Items from a figure collection:
>> START

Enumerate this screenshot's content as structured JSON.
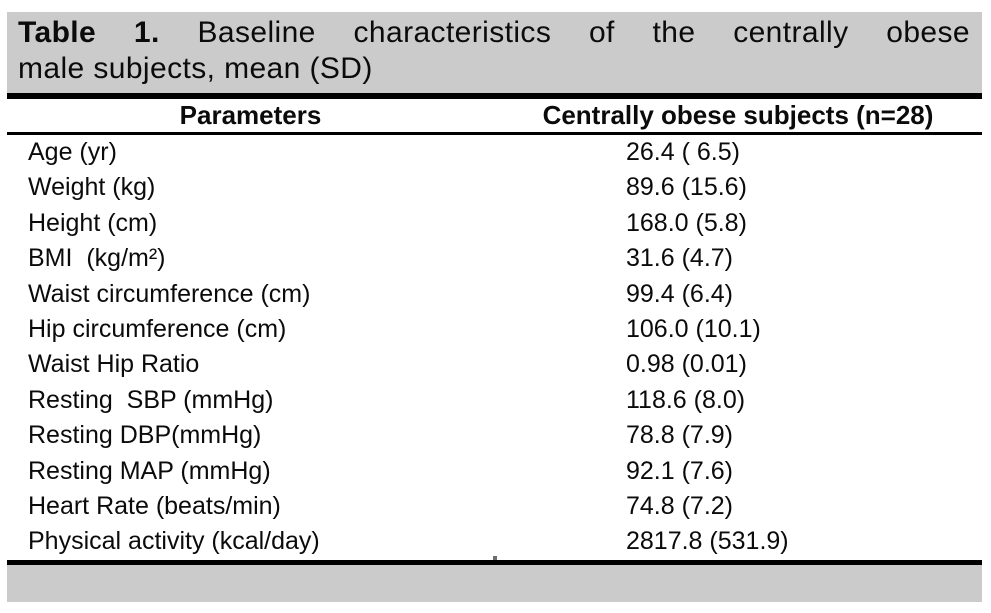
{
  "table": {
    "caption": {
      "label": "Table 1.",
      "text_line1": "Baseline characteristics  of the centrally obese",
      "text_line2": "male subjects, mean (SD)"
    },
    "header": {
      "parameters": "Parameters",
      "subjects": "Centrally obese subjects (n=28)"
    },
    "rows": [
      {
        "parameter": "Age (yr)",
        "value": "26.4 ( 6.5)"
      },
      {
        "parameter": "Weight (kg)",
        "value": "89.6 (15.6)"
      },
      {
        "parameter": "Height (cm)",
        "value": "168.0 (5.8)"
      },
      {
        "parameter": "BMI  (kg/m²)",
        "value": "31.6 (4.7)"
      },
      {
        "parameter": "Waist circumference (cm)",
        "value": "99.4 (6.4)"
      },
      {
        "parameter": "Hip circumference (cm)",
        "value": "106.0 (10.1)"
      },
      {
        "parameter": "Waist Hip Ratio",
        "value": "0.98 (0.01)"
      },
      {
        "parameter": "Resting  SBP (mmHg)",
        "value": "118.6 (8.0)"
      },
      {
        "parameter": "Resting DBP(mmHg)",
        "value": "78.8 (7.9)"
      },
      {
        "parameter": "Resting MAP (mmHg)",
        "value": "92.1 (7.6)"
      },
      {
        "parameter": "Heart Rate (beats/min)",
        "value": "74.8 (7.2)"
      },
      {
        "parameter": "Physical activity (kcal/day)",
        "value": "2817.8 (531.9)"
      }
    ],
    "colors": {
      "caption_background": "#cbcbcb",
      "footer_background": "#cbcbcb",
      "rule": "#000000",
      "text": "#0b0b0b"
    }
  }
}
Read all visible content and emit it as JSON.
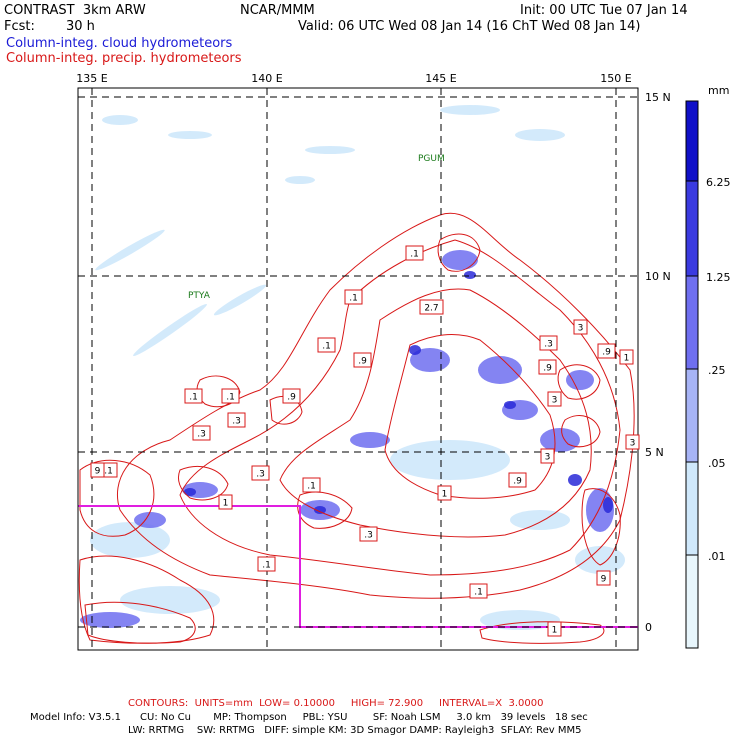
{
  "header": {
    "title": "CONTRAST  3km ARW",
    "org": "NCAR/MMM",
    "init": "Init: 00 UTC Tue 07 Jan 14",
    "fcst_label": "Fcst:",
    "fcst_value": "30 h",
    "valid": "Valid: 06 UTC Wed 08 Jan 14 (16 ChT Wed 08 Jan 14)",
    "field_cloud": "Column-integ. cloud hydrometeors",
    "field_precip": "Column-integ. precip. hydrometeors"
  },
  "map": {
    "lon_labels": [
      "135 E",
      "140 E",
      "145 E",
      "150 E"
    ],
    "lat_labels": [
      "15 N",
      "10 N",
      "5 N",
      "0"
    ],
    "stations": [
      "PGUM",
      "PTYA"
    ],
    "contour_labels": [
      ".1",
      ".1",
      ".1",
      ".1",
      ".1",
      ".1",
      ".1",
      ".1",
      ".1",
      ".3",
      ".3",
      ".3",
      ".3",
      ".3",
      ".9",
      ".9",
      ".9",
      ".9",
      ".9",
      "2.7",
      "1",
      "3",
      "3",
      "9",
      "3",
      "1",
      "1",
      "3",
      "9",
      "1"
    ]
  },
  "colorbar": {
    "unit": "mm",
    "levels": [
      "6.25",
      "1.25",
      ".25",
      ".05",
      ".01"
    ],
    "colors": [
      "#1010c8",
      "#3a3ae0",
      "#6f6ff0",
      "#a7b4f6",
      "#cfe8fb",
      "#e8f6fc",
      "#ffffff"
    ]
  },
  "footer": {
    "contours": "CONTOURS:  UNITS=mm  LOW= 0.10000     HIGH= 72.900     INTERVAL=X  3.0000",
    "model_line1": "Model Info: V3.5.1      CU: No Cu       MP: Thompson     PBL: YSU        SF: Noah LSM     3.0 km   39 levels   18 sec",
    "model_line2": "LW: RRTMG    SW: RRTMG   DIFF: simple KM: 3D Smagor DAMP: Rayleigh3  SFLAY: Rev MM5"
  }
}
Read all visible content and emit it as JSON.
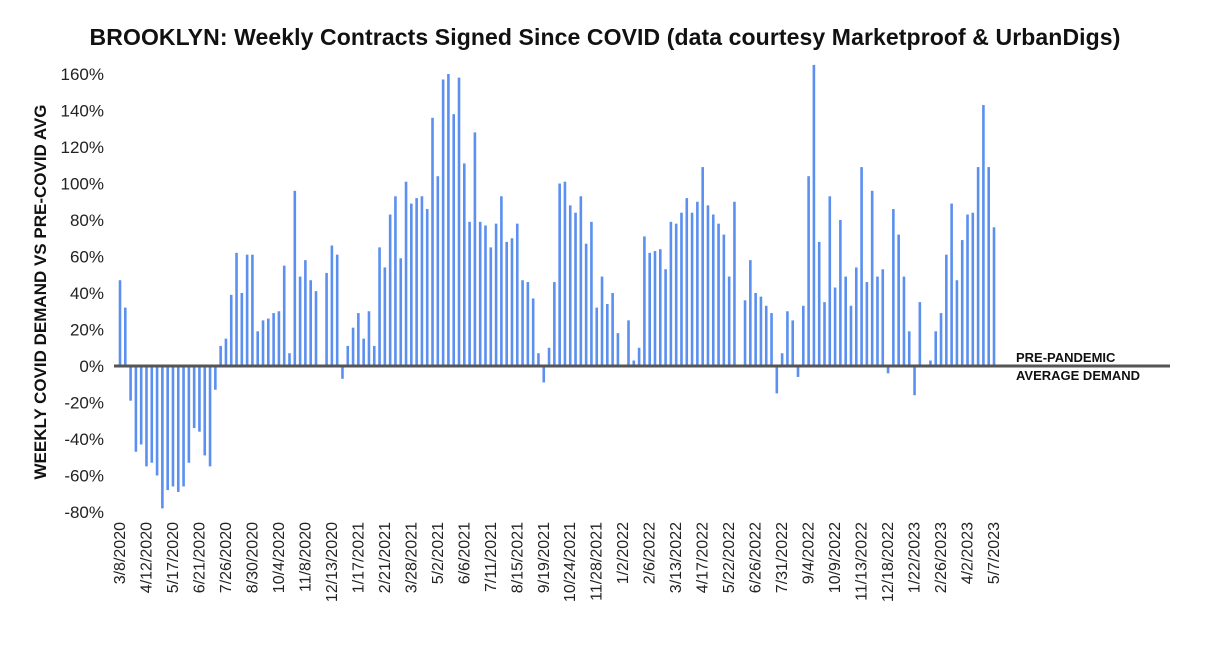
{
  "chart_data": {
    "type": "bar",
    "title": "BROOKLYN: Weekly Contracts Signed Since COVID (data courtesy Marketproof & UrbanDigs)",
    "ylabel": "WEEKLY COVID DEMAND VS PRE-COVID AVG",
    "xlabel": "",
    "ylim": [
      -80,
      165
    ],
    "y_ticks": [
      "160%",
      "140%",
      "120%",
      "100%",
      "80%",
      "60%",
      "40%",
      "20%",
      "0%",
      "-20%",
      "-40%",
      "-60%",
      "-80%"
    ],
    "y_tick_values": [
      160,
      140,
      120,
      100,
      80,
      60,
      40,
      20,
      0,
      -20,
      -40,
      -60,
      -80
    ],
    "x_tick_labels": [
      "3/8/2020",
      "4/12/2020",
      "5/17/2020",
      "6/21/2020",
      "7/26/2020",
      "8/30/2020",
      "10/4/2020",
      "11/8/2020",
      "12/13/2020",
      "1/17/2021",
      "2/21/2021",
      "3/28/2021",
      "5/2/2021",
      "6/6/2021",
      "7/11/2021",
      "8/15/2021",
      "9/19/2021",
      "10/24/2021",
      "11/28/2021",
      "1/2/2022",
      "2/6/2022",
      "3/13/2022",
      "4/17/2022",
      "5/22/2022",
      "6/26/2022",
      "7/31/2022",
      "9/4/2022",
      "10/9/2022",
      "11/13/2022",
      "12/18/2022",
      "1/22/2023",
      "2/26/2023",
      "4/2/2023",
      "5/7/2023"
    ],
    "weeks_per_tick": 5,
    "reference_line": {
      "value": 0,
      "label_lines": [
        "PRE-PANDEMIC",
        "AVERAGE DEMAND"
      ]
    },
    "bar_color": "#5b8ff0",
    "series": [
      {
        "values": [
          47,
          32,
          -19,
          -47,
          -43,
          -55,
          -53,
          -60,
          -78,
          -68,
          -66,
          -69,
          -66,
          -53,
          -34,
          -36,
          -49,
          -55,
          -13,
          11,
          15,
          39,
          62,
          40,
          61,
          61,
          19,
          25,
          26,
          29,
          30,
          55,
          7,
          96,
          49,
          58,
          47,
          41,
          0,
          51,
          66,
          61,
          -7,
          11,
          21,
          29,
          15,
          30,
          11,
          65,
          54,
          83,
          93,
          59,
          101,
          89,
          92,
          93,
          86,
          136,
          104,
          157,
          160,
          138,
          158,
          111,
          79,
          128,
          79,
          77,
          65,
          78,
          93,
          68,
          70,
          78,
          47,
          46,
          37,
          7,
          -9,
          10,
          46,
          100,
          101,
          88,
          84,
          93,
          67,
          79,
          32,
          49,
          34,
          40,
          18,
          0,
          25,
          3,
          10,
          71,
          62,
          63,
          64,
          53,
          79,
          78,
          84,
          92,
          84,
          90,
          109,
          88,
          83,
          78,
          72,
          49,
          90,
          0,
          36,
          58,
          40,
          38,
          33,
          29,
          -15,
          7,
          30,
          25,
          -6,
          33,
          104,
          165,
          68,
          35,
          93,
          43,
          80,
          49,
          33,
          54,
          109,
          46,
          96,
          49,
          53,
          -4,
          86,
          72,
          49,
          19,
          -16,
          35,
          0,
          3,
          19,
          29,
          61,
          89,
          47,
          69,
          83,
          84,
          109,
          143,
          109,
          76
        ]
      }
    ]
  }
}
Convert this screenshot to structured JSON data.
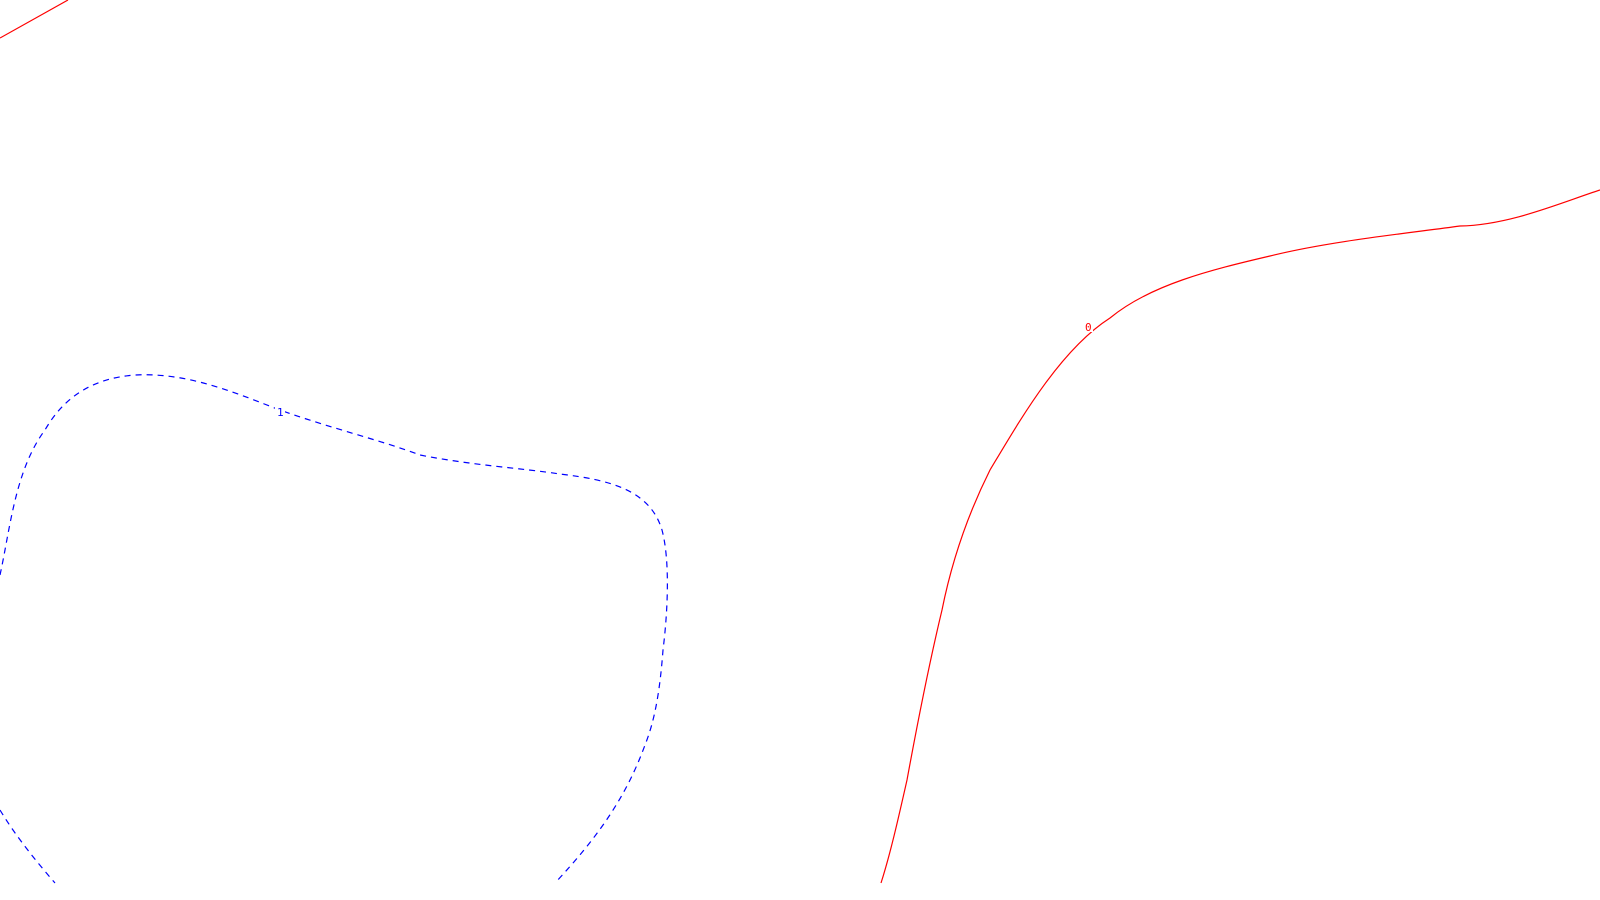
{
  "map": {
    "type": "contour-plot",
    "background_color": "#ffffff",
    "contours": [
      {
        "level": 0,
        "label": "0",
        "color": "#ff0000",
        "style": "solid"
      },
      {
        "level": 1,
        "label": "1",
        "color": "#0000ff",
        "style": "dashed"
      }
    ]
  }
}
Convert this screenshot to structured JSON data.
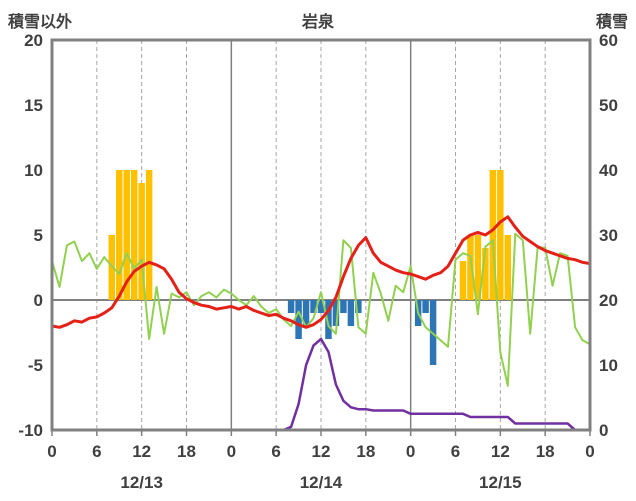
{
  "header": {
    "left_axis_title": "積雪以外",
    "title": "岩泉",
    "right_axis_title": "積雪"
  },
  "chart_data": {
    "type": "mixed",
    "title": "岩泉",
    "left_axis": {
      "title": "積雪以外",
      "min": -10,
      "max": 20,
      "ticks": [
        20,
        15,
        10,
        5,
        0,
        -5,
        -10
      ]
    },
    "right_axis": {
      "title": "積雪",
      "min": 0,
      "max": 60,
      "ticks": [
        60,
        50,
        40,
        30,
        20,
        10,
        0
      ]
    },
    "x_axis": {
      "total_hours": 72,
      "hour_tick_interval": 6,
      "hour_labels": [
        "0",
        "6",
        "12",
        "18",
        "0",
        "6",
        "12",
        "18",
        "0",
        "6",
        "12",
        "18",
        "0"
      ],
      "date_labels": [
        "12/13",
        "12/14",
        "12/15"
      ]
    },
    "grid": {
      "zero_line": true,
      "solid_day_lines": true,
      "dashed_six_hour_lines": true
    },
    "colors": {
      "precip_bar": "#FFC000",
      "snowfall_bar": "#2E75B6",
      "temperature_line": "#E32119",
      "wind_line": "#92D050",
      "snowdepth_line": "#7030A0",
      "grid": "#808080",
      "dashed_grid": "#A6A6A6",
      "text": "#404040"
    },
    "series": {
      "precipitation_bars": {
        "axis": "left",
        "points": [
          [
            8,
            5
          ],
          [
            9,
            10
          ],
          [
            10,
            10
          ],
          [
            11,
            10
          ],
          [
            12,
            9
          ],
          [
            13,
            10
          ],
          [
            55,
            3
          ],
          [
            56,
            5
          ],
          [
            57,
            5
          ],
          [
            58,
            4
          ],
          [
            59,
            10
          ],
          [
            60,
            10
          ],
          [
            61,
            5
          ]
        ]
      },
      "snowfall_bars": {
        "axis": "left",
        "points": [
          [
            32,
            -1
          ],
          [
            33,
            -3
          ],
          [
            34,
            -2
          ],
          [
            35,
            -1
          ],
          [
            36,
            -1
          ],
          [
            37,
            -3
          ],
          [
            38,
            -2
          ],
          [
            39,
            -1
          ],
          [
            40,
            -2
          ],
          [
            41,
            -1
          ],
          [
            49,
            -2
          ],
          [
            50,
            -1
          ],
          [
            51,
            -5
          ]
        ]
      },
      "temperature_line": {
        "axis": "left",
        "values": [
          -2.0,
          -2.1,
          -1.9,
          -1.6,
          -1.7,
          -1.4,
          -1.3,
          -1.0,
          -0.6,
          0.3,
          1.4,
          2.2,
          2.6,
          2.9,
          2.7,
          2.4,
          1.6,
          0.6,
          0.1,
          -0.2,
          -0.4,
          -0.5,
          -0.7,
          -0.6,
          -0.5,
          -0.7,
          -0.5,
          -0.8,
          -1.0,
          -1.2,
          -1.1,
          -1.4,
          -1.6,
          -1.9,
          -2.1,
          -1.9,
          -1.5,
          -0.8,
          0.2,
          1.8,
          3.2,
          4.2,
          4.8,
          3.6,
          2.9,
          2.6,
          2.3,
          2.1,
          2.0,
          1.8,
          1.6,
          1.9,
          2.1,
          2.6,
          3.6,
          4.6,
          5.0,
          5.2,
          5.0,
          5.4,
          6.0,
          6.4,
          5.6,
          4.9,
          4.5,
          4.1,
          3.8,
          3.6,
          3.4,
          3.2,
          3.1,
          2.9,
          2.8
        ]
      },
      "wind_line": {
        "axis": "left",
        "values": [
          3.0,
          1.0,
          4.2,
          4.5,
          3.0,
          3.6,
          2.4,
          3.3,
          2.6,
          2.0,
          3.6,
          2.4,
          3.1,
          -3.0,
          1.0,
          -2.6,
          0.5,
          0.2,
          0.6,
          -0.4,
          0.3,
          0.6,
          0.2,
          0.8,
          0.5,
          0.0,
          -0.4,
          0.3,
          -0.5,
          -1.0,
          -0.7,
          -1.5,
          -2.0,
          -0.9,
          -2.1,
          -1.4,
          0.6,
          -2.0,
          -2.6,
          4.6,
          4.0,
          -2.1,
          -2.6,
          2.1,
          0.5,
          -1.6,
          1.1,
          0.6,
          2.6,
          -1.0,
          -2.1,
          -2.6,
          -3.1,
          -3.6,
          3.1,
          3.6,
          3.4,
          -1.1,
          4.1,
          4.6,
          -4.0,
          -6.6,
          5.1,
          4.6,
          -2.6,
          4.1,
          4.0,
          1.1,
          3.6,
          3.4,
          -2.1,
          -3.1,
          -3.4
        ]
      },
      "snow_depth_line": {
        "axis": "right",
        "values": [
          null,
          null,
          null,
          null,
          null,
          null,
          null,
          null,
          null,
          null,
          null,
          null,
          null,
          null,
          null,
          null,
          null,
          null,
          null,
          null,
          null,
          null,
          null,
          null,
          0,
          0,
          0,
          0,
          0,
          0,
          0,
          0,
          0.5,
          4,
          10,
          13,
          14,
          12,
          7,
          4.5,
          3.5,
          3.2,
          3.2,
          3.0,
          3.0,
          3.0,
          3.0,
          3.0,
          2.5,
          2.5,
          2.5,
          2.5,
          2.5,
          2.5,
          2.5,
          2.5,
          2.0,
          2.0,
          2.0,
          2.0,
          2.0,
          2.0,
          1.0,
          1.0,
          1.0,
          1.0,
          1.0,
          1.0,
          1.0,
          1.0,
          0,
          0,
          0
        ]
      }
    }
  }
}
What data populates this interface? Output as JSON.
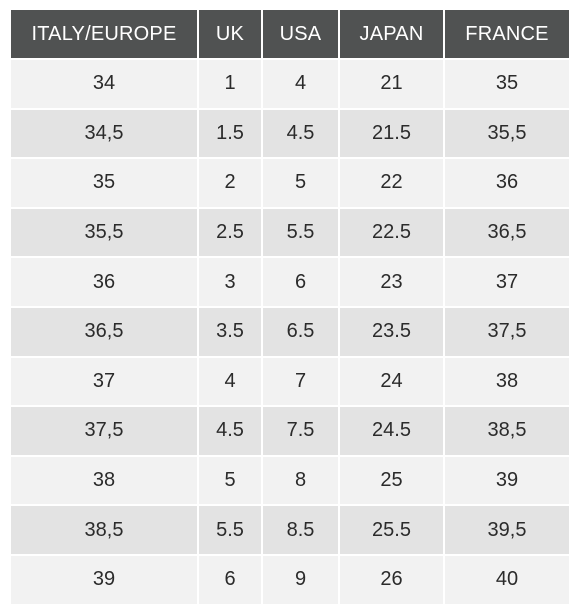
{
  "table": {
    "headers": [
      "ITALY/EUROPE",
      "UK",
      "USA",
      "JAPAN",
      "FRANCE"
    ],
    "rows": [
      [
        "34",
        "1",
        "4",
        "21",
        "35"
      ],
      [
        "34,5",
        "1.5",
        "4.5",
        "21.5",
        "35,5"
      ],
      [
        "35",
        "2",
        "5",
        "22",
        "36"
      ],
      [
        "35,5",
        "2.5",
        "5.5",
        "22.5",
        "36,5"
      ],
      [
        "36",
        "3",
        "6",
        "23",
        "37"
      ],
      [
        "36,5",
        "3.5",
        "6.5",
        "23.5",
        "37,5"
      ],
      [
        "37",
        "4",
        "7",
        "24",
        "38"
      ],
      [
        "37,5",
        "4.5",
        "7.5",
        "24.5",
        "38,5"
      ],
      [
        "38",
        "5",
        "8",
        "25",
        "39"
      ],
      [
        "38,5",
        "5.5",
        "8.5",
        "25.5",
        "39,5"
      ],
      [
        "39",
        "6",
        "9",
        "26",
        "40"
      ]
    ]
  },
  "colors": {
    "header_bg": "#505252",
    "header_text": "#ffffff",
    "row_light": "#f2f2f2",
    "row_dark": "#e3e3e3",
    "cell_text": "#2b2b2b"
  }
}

>> END

● **Short problem**: Using the records above, copy each line that contains "levels".

● **Result of the task**:
    "levels": [
    "model_line1": "Model Info: V3.5.1      CU: No Cu       MP: Thompson     PBL: YSU        SF: Noah LSM     3.0 km   39 levels   18 sec",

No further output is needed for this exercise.